Given entries:
************
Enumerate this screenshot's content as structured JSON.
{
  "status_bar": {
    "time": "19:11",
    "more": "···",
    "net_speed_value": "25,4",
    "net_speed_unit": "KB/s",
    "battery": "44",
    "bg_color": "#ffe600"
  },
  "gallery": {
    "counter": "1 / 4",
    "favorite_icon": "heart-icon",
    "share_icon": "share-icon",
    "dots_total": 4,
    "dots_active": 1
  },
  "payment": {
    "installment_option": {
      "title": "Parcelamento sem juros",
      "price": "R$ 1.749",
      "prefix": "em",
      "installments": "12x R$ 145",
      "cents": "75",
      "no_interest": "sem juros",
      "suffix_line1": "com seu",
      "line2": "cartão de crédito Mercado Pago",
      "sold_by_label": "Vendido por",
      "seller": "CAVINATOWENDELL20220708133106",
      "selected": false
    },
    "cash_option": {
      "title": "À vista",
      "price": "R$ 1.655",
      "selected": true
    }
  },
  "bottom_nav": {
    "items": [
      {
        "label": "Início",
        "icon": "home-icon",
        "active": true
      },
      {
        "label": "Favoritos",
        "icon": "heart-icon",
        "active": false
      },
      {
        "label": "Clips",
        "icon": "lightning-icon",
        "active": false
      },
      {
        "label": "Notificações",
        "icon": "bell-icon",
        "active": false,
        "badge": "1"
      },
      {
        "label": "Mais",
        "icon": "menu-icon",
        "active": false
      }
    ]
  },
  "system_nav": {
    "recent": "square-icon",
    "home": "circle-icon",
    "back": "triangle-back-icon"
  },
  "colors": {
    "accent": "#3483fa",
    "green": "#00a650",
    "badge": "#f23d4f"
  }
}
************
All the data must be duplicated exactly, with nothing added or removed.

Result below:
Enumerate this screenshot's content as structured JSON.
{
  "status_bar": {
    "time": "19:11",
    "more": "···",
    "net_speed_value": "25,4",
    "net_speed_unit": "KB/s",
    "battery": "44",
    "bg_color": "#ffe600"
  },
  "gallery": {
    "counter": "1 / 4",
    "favorite_icon": "heart-icon",
    "share_icon": "share-icon",
    "dots_total": 4,
    "dots_active": 1
  },
  "payment": {
    "installment_option": {
      "title": "Parcelamento sem juros",
      "price": "R$ 1.749",
      "prefix": "em",
      "installments": "12x R$ 145",
      "cents": "75",
      "no_interest": "sem juros",
      "suffix_line1": "com seu",
      "line2": "cartão de crédito Mercado Pago",
      "sold_by_label": "Vendido por",
      "seller": "CAVINATOWENDELL20220708133106",
      "selected": false
    },
    "cash_option": {
      "title": "À vista",
      "price": "R$ 1.655",
      "selected": true
    }
  },
  "bottom_nav": {
    "items": [
      {
        "label": "Início",
        "icon": "home-icon",
        "active": true
      },
      {
        "label": "Favoritos",
        "icon": "heart-icon",
        "active": false
      },
      {
        "label": "Clips",
        "icon": "lightning-icon",
        "active": false
      },
      {
        "label": "Notificações",
        "icon": "bell-icon",
        "active": false,
        "badge": "1"
      },
      {
        "label": "Mais",
        "icon": "menu-icon",
        "active": false
      }
    ]
  },
  "system_nav": {
    "recent": "square-icon",
    "home": "circle-icon",
    "back": "triangle-back-icon"
  },
  "colors": {
    "accent": "#3483fa",
    "green": "#00a650",
    "badge": "#f23d4f"
  }
}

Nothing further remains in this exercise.